* start Data rows *

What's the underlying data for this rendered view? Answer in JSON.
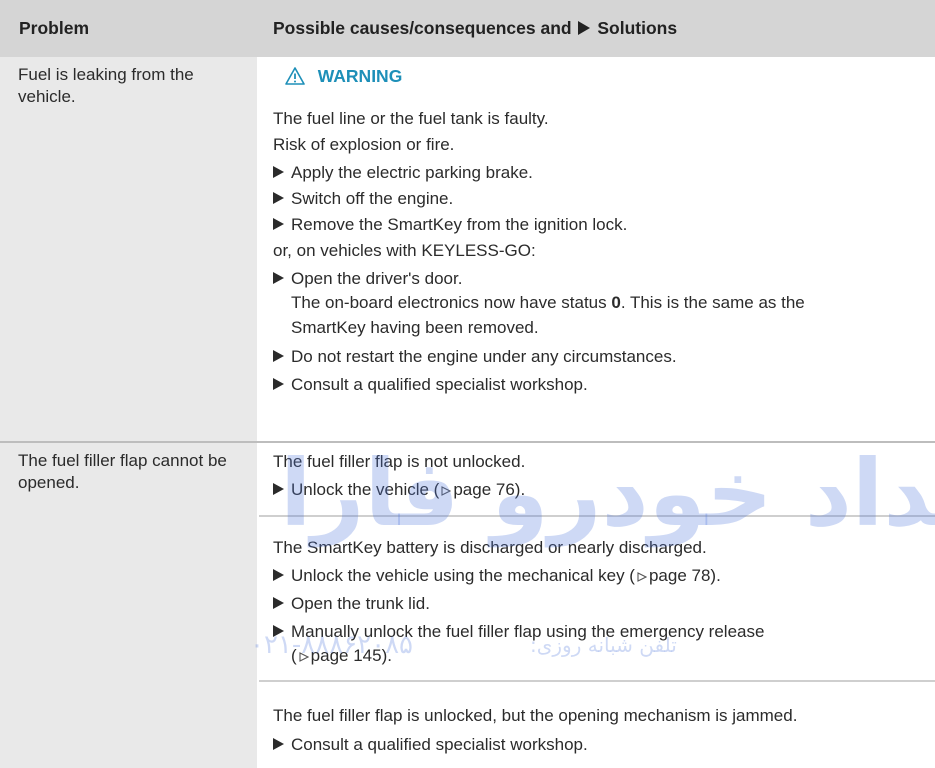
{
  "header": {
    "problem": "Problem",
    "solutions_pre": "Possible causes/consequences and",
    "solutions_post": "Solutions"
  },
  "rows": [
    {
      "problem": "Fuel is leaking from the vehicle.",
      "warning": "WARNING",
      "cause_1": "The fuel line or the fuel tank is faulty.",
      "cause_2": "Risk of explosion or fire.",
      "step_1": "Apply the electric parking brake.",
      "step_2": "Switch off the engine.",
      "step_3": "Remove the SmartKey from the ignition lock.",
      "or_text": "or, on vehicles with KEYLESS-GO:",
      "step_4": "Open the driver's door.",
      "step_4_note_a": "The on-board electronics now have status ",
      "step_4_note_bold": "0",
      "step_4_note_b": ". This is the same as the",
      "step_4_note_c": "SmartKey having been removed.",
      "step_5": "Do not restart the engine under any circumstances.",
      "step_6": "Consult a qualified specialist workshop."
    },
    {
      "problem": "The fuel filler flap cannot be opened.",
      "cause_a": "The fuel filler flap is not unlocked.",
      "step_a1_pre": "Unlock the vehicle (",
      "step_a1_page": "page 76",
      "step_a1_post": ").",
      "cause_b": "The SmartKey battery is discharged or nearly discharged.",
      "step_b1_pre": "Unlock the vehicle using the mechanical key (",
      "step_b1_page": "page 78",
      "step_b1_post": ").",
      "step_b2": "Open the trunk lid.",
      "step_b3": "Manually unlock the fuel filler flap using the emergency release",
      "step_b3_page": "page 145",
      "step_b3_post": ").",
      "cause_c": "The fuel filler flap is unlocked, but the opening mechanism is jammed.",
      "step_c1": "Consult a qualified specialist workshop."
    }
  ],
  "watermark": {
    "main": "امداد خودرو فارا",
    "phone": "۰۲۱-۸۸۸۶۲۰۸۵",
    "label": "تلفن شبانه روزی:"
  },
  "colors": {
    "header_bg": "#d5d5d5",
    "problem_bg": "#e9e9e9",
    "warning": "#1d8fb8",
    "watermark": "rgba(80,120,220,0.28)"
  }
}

* end Data rows *
* start Data rows *

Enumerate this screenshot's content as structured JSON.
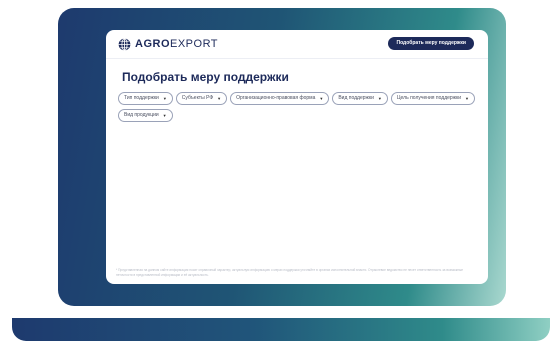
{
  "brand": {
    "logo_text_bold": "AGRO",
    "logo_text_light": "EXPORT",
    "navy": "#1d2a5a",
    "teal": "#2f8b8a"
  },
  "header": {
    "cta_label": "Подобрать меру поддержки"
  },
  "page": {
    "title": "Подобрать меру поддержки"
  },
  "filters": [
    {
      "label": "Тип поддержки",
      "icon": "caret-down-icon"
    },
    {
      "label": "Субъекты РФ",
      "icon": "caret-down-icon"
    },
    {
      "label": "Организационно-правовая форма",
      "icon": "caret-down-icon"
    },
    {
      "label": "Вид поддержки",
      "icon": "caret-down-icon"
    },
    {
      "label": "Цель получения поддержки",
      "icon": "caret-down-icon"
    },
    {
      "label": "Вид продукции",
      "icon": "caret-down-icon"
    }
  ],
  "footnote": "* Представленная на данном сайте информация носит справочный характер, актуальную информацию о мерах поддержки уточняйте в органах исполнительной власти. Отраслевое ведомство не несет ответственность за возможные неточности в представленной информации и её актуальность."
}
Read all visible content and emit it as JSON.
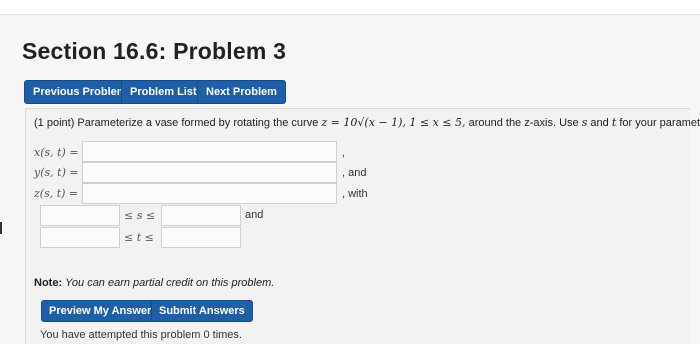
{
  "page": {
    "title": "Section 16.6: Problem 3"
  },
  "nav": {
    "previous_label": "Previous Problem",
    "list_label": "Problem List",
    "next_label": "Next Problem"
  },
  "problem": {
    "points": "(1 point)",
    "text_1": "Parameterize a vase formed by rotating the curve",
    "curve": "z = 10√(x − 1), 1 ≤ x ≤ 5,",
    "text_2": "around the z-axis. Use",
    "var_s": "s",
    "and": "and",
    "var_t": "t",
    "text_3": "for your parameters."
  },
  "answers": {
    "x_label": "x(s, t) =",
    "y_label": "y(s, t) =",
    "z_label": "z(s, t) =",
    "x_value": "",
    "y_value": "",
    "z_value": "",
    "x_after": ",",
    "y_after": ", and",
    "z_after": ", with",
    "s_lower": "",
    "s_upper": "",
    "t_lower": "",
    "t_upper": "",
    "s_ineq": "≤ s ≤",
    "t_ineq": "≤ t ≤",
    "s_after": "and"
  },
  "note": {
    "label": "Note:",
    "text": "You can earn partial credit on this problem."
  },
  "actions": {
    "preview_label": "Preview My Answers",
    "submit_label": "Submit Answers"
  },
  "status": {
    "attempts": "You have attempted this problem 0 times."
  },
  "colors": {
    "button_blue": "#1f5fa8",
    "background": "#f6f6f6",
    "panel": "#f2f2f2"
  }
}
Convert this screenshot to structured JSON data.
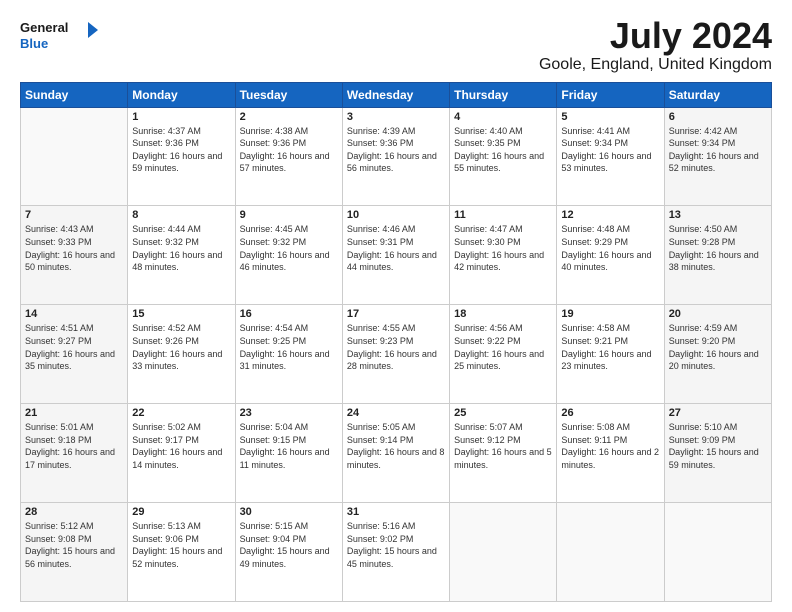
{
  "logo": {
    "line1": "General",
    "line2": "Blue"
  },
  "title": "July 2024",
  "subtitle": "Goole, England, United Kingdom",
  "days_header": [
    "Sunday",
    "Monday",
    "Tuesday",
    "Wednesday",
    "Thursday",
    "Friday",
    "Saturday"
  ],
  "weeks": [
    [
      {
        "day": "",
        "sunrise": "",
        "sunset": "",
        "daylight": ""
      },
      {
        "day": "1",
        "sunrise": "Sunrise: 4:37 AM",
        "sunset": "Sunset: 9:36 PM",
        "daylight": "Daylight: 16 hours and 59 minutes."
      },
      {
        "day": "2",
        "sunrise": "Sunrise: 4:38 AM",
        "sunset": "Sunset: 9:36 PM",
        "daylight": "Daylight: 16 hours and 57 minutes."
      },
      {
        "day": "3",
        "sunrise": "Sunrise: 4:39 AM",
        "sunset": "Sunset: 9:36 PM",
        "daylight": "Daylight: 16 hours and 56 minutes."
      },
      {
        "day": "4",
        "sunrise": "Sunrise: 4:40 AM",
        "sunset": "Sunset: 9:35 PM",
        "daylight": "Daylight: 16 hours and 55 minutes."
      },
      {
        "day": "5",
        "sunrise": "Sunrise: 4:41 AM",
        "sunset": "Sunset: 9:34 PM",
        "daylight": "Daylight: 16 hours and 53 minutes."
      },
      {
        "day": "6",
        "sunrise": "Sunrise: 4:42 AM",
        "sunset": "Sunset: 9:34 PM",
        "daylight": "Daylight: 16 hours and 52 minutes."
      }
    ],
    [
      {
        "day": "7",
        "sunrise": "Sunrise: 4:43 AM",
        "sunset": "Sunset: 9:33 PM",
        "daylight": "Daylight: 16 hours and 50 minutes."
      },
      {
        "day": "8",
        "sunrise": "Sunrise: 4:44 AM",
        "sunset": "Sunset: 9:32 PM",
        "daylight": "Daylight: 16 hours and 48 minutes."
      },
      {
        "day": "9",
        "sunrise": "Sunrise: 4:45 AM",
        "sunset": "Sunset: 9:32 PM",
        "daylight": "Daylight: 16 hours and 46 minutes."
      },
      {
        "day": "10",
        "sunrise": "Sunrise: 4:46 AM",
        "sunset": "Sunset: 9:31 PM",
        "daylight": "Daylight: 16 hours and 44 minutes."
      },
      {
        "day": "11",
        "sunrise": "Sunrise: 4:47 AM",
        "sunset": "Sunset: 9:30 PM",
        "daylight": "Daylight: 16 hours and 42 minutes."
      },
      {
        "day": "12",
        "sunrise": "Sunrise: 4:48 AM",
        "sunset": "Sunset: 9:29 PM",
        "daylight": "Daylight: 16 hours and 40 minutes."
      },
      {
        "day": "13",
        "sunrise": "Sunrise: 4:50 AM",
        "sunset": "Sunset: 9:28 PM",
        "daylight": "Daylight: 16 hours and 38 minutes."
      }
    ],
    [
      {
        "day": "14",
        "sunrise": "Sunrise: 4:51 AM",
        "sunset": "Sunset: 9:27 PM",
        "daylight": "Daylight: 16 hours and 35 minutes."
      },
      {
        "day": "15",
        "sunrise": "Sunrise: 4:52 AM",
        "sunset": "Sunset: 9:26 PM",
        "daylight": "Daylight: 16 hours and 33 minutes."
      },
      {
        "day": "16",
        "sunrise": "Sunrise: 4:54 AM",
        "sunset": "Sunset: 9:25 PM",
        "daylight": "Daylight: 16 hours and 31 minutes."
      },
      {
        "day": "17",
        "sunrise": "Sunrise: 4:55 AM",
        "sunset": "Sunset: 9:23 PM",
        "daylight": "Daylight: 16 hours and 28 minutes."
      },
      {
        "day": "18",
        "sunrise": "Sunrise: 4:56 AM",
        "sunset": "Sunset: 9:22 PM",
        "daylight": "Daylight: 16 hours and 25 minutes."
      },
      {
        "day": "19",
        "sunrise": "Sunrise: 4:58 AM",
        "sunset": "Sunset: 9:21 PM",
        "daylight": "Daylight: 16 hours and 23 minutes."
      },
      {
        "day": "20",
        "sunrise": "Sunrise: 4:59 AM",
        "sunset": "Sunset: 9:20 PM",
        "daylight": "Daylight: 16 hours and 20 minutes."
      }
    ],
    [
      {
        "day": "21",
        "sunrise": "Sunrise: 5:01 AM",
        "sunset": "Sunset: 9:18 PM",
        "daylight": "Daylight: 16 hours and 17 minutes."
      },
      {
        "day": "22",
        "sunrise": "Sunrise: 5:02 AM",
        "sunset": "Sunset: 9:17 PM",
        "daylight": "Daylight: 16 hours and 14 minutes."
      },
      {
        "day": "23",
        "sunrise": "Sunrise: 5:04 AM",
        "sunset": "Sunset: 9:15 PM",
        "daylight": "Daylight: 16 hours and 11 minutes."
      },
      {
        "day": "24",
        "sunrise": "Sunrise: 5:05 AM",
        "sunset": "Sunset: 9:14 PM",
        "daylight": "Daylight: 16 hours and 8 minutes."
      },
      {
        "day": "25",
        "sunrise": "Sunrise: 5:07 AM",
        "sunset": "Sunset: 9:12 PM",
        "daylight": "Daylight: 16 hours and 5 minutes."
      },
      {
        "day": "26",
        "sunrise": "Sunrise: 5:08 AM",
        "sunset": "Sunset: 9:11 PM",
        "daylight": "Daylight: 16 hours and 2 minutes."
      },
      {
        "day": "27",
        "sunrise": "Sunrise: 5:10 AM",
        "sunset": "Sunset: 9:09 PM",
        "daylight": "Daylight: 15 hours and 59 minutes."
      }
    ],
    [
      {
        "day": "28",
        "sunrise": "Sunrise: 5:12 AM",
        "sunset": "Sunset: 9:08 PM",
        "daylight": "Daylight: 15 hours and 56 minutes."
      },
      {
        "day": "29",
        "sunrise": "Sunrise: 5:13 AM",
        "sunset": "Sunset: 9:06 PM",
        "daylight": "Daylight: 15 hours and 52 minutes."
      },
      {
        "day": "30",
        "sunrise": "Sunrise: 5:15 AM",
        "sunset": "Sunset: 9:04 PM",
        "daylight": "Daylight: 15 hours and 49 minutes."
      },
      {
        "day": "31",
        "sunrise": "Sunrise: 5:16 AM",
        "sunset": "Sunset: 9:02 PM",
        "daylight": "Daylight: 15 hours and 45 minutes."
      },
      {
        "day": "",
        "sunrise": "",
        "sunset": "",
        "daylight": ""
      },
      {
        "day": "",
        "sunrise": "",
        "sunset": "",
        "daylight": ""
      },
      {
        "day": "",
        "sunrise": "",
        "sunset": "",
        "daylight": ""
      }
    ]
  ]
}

* end Data rows *

What to produce >>
Go through the listing above and locate each line that holds the word "Подобрать". Copy those lines.

Solution to this task >>
    "cta_label": "Подобрать меру поддержки"
    "title": "Подобрать меру поддержки"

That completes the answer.